Written request –
Pick out the lines containing "used".

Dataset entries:
-----

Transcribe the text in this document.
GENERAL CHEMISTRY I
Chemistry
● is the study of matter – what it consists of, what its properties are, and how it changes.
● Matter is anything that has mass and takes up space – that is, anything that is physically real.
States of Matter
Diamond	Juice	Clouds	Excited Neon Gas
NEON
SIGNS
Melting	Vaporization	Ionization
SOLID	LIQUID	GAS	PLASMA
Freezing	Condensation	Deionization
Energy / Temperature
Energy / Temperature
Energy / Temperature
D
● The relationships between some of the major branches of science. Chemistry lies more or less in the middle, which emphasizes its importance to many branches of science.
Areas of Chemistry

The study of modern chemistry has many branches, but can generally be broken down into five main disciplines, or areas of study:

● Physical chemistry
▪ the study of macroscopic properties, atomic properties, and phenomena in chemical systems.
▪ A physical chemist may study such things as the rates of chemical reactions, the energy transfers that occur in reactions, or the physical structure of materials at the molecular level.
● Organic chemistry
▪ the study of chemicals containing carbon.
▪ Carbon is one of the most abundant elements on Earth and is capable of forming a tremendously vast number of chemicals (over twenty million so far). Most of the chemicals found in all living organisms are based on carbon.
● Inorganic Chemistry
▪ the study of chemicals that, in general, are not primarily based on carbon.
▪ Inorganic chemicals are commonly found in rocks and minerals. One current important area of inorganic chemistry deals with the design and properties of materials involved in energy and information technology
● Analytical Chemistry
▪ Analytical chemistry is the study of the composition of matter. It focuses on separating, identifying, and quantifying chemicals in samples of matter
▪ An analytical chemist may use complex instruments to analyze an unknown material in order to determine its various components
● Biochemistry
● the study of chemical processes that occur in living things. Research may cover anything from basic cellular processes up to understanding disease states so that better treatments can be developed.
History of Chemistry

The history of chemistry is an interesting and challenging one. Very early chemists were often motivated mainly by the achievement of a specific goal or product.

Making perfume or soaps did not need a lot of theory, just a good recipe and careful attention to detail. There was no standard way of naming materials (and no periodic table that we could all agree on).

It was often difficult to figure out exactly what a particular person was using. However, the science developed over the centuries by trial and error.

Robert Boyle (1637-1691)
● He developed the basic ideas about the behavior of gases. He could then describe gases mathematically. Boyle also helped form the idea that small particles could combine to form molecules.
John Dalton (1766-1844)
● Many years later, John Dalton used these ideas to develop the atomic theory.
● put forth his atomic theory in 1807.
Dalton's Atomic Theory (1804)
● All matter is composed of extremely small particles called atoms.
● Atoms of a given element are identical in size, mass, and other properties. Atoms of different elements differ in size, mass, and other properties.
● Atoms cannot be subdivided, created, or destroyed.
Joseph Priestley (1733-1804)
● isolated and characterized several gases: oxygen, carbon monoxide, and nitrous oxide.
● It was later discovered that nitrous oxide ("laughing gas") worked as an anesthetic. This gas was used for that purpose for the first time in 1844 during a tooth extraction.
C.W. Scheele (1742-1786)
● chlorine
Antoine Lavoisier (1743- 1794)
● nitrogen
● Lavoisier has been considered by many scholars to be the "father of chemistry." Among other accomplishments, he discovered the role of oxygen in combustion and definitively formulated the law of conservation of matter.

-----

Written reply –
● Many years later, John Dalton used these ideas to develop the atomic theory.
● It was later discovered that nitrous oxide ("laughing gas") worked as an anesthetic. This gas was used for that purpose for the first time in 1844 during a tooth extraction.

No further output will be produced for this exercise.